(Objective):
Can you write out the whole listing exactly?

--- start ---

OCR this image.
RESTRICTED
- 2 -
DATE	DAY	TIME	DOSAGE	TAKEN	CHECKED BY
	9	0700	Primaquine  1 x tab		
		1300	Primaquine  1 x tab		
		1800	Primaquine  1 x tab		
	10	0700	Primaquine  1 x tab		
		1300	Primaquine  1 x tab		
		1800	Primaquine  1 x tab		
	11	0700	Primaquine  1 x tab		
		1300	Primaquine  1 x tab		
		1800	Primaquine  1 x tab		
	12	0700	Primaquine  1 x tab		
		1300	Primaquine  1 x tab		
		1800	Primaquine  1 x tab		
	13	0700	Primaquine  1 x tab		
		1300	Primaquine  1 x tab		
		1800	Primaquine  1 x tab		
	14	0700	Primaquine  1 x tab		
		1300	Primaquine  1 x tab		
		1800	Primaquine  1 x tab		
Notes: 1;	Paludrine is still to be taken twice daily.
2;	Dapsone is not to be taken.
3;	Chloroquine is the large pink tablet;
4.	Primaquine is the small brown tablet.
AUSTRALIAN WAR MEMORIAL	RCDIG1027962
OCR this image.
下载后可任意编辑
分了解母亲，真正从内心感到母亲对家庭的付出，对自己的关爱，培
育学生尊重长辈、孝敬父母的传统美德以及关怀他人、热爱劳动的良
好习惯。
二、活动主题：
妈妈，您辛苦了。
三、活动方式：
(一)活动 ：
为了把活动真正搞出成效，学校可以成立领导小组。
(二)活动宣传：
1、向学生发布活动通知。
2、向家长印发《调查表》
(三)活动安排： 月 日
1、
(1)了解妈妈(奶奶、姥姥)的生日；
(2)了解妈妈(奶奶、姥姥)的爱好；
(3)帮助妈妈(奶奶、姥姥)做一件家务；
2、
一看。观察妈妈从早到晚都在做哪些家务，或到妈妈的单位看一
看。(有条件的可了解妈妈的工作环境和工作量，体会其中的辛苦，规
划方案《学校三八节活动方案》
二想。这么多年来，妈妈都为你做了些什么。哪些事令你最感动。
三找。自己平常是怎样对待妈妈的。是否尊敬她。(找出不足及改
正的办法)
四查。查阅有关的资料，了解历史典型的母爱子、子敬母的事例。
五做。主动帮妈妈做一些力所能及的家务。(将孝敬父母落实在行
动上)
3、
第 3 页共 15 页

--- end ---

(The answer):
OCR this image.
RESTRICTED
- 2 -
DATE	DAY	TIME	DOSAGE	TAKEN	CHECKED BY
	9	0700	Primaquine  1 x tab		
		1300	Primaquine  1 x tab		
		1800	Primaquine  1 x tab		
	10	0700	Primaquine  1 x tab		
		1300	Primaquine  1 x tab		
		1800	Primaquine  1 x tab		
	11	0700	Primaquine  1 x tab		
		1300	Primaquine  1 x tab		
		1800	Primaquine  1 x tab		
	12	0700	Primaquine  1 x tab		
		1300	Primaquine  1 x tab		
		1800	Primaquine  1 x tab		
	13	0700	Primaquine  1 x tab		
		1300	Primaquine  1 x tab		
		1800	Primaquine  1 x tab		
	14	0700	Primaquine  1 x tab		
		1300	Primaquine  1 x tab		
		1800	Primaquine  1 x tab		
Notes: 1;	Paludrine is still to be taken twice daily.
2;	Dapsone is not to be taken.
3;	Chloroquine is the large pink tablet;
4.	Primaquine is the small brown tablet.
AUSTRALIAN WAR MEMORIAL	RCDIG1027962
OCR this image.
下载后可任意编辑
分了解母亲，真正从内心感到母亲对家庭的付出，对自己的关爱，培
育学生尊重长辈、孝敬父母的传统美德以及关怀他人、热爱劳动的良
好习惯。
二、活动主题：
妈妈，您辛苦了。
三、活动方式：
(一)活动 ：
为了把活动真正搞出成效，学校可以成立领导小组。
(二)活动宣传：
1、向学生发布活动通知。
2、向家长印发《调查表》
(三)活动安排： 月 日
1、
(1)了解妈妈(奶奶、姥姥)的生日；
(2)了解妈妈(奶奶、姥姥)的爱好；
(3)帮助妈妈(奶奶、姥姥)做一件家务；
2、
一看。观察妈妈从早到晚都在做哪些家务，或到妈妈的单位看一
看。(有条件的可了解妈妈的工作环境和工作量，体会其中的辛苦，规
划方案《学校三八节活动方案》
二想。这么多年来，妈妈都为你做了些什么。哪些事令你最感动。
三找。自己平常是怎样对待妈妈的。是否尊敬她。(找出不足及改
正的办法)
四查。查阅有关的资料，了解历史典型的母爱子、子敬母的事例。
五做。主动帮妈妈做一些力所能及的家务。(将孝敬父母落实在行
动上)
3、
第 3 页共 15 页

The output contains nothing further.